>> Begin

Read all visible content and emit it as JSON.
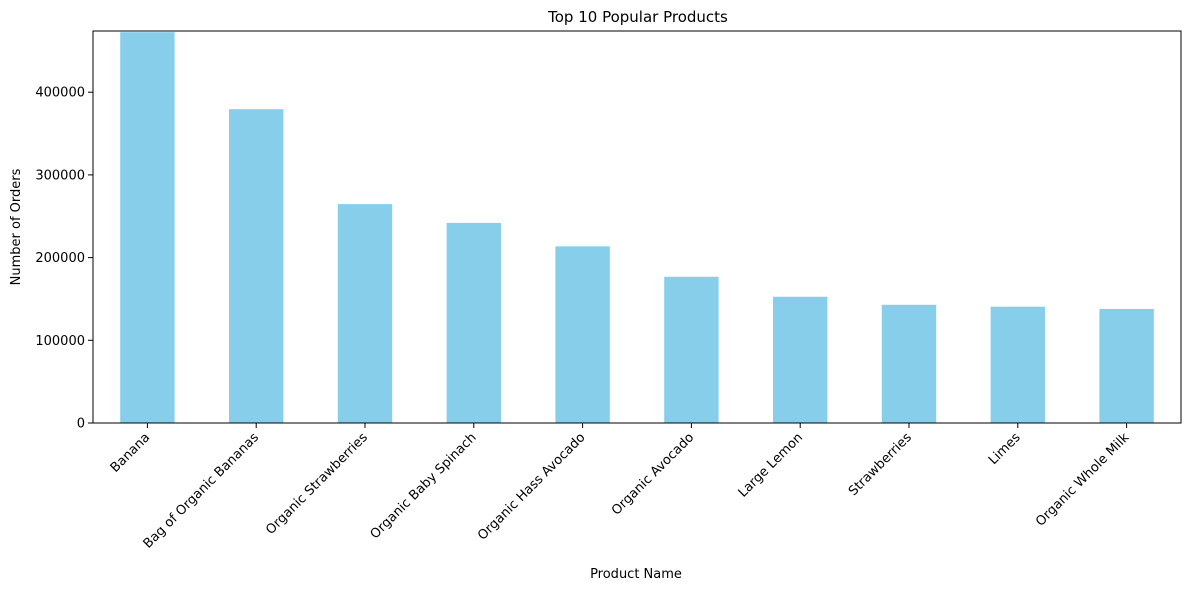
{
  "chart_data": {
    "type": "bar",
    "title": "Top 10 Popular Products",
    "xlabel": "Product Name",
    "ylabel": "Number of Orders",
    "categories": [
      "Banana",
      "Bag of Organic Bananas",
      "Organic Strawberries",
      "Organic Baby Spinach",
      "Organic Hass Avocado",
      "Organic Avocado",
      "Large Lemon",
      "Strawberries",
      "Limes",
      "Organic Whole Milk"
    ],
    "values": [
      472565,
      379450,
      264683,
      241921,
      213584,
      176815,
      152657,
      142951,
      140627,
      137905
    ],
    "ylim": [
      0,
      474000
    ],
    "yticks": [
      0,
      100000,
      200000,
      300000,
      400000
    ],
    "ytick_labels": [
      "0",
      "100000",
      "200000",
      "300000",
      "400000"
    ],
    "bar_color": "#87ceeb",
    "grid": false,
    "legend": "none"
  }
}
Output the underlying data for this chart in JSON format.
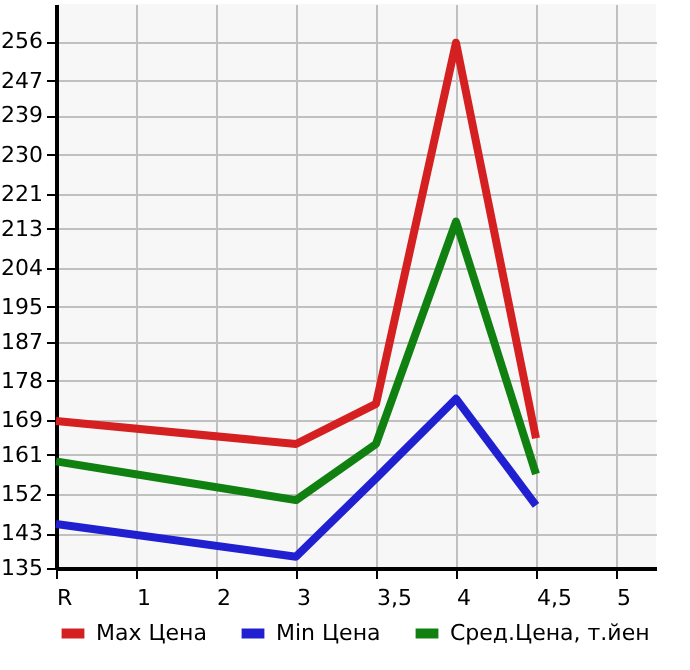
{
  "chart_data": {
    "type": "line",
    "categories": [
      "R",
      "1",
      "2",
      "3",
      "3,5",
      "4",
      "4,5",
      "5"
    ],
    "series": [
      {
        "name": "Max Цена",
        "color": "#d42020",
        "values": [
          168.8,
          null,
          null,
          163.5,
          172.7,
          255.7,
          164.8,
          null
        ]
      },
      {
        "name": "Min Цена",
        "color": "#2020d0",
        "values": [
          145.1,
          null,
          null,
          137.6,
          155.6,
          173.9,
          149.4,
          null
        ]
      },
      {
        "name": "Сред.Цена, т.йен",
        "color": "#108010",
        "values": [
          159.5,
          null,
          null,
          150.6,
          163.5,
          214.6,
          156.6,
          null
        ]
      }
    ],
    "ylim": [
      135,
      264.6
    ],
    "yticks": [
      135,
      143,
      152,
      161,
      169,
      178,
      187,
      195,
      204,
      213,
      221,
      230,
      239,
      247,
      256
    ],
    "grid": true,
    "legend": "bottom",
    "marker": "none",
    "line_style": "solid"
  }
}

>> End

* _THE REQUEST_
Reproduce the material in full, word for word, and omit the pictures.

* _ANSWER TO THE EXERCISE_
Read all visible content and emit it as JSON.
{
  "chart_data": {
    "type": "bar",
    "title": "Top 10 Popular Products",
    "xlabel": "Product Name",
    "ylabel": "Number of Orders",
    "categories": [
      "Banana",
      "Bag of Organic Bananas",
      "Organic Strawberries",
      "Organic Baby Spinach",
      "Organic Hass Avocado",
      "Organic Avocado",
      "Large Lemon",
      "Strawberries",
      "Limes",
      "Organic Whole Milk"
    ],
    "values": [
      472565,
      379450,
      264683,
      241921,
      213584,
      176815,
      152657,
      142951,
      140627,
      137905
    ],
    "ylim": [
      0,
      474000
    ],
    "yticks": [
      0,
      100000,
      200000,
      300000,
      400000
    ],
    "ytick_labels": [
      "0",
      "100000",
      "200000",
      "300000",
      "400000"
    ],
    "bar_color": "#87ceeb",
    "grid": false,
    "legend": "none"
  }
}
Output the underlying data for this chart in JSON format.
{
  "chart_data": {
    "type": "line",
    "categories": [
      "R",
      "1",
      "2",
      "3",
      "3,5",
      "4",
      "4,5",
      "5"
    ],
    "series": [
      {
        "name": "Max Цена",
        "color": "#d42020",
        "values": [
          168.8,
          null,
          null,
          163.5,
          172.7,
          255.7,
          164.8,
          null
        ]
      },
      {
        "name": "Min Цена",
        "color": "#2020d0",
        "values": [
          145.1,
          null,
          null,
          137.6,
          155.6,
          173.9,
          149.4,
          null
        ]
      },
      {
        "name": "Сред.Цена, т.йен",
        "color": "#108010",
        "values": [
          159.5,
          null,
          null,
          150.6,
          163.5,
          214.6,
          156.6,
          null
        ]
      }
    ],
    "ylim": [
      135,
      264.6
    ],
    "yticks": [
      135,
      143,
      152,
      161,
      169,
      178,
      187,
      195,
      204,
      213,
      221,
      230,
      239,
      247,
      256
    ],
    "grid": true,
    "legend": "bottom",
    "marker": "none",
    "line_style": "solid"
  }
}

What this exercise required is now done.